## Begin

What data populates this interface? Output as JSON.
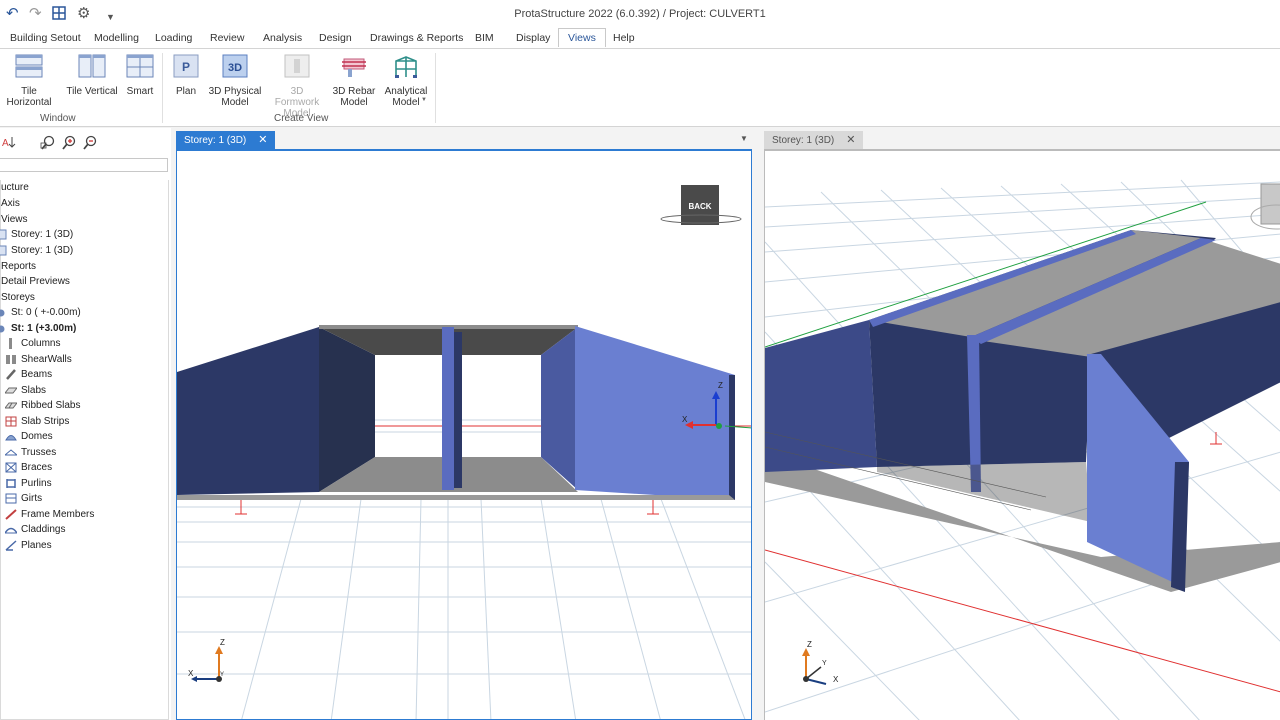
{
  "window": {
    "title": "ProtaStructure 2022 (6.0.392) / Project: CULVERT1"
  },
  "menu": [
    "Building Setout",
    "Modelling",
    "Loading",
    "Review",
    "Analysis",
    "Design",
    "Drawings & Reports",
    "BIM",
    "Display",
    "Views",
    "Help"
  ],
  "menu_active": "Views",
  "ribbon": {
    "tile_horizontal": "Tile Horizontal",
    "tile_vertical": "Tile Vertical",
    "smart": "Smart",
    "group_window": "Window",
    "plan": "Plan",
    "physical_1": "3D Physical",
    "physical_2": "Model",
    "formwork_1": "3D Formwork",
    "formwork_2": "Model",
    "rebar_1": "3D Rebar",
    "rebar_2": "Model",
    "analytical_1": "Analytical",
    "analytical_2": "Model",
    "group_create_view": "Create View",
    "plan_icon_text": "P",
    "physical_icon_text": "3D"
  },
  "tree": {
    "structure": "ucture",
    "axis": "Axis",
    "views": "Views",
    "view1": "Storey: 1 (3D)",
    "view2": "Storey: 1 (3D)",
    "reports": "Reports",
    "detail_previews": "Detail Previews",
    "storeys": "Storeys",
    "st0": "St: 0 ( +-0.00m)",
    "st1": "St: 1 (+3.00m)",
    "items": [
      "Columns",
      "ShearWalls",
      "Beams",
      "Slabs",
      "Ribbed Slabs",
      "Slab Strips",
      "Domes",
      "Trusses",
      "Braces",
      "Purlins",
      "Girts",
      "Frame Members",
      "Claddings",
      "Planes"
    ]
  },
  "viewports": {
    "left_tab": "Storey: 1 (3D)",
    "right_tab": "Storey: 1 (3D)",
    "close": "✕",
    "view_cube_label": "BACK",
    "axis_x": "X",
    "axis_y": "Y",
    "axis_z": "Z"
  },
  "colors": {
    "accent": "#2b579a",
    "tab_active": "#2d7bd2",
    "wall_light": "#6a7fd1",
    "wall_dark": "#2c3866",
    "slab": "#9a9a9a"
  }
}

## End

[WHAT THE TASK ASKS] Leaving all pictures aside, quote each record exactly.

[SOLUTION FOR THIS EXERCISE]
What data populates this interface? Output as JSON.
{
  "window": {
    "title": "ProtaStructure 2022 (6.0.392) / Project: CULVERT1"
  },
  "menu": [
    "Building Setout",
    "Modelling",
    "Loading",
    "Review",
    "Analysis",
    "Design",
    "Drawings & Reports",
    "BIM",
    "Display",
    "Views",
    "Help"
  ],
  "menu_active": "Views",
  "ribbon": {
    "tile_horizontal": "Tile Horizontal",
    "tile_vertical": "Tile Vertical",
    "smart": "Smart",
    "group_window": "Window",
    "plan": "Plan",
    "physical_1": "3D Physical",
    "physical_2": "Model",
    "formwork_1": "3D Formwork",
    "formwork_2": "Model",
    "rebar_1": "3D Rebar",
    "rebar_2": "Model",
    "analytical_1": "Analytical",
    "analytical_2": "Model",
    "group_create_view": "Create View",
    "plan_icon_text": "P",
    "physical_icon_text": "3D"
  },
  "tree": {
    "structure": "ucture",
    "axis": "Axis",
    "views": "Views",
    "view1": "Storey: 1 (3D)",
    "view2": "Storey: 1 (3D)",
    "reports": "Reports",
    "detail_previews": "Detail Previews",
    "storeys": "Storeys",
    "st0": "St: 0 ( +-0.00m)",
    "st1": "St: 1 (+3.00m)",
    "items": [
      "Columns",
      "ShearWalls",
      "Beams",
      "Slabs",
      "Ribbed Slabs",
      "Slab Strips",
      "Domes",
      "Trusses",
      "Braces",
      "Purlins",
      "Girts",
      "Frame Members",
      "Claddings",
      "Planes"
    ]
  },
  "viewports": {
    "left_tab": "Storey: 1 (3D)",
    "right_tab": "Storey: 1 (3D)",
    "close": "✕",
    "view_cube_label": "BACK",
    "axis_x": "X",
    "axis_y": "Y",
    "axis_z": "Z"
  },
  "colors": {
    "accent": "#2b579a",
    "tab_active": "#2d7bd2",
    "wall_light": "#6a7fd1",
    "wall_dark": "#2c3866",
    "slab": "#9a9a9a"
  }
}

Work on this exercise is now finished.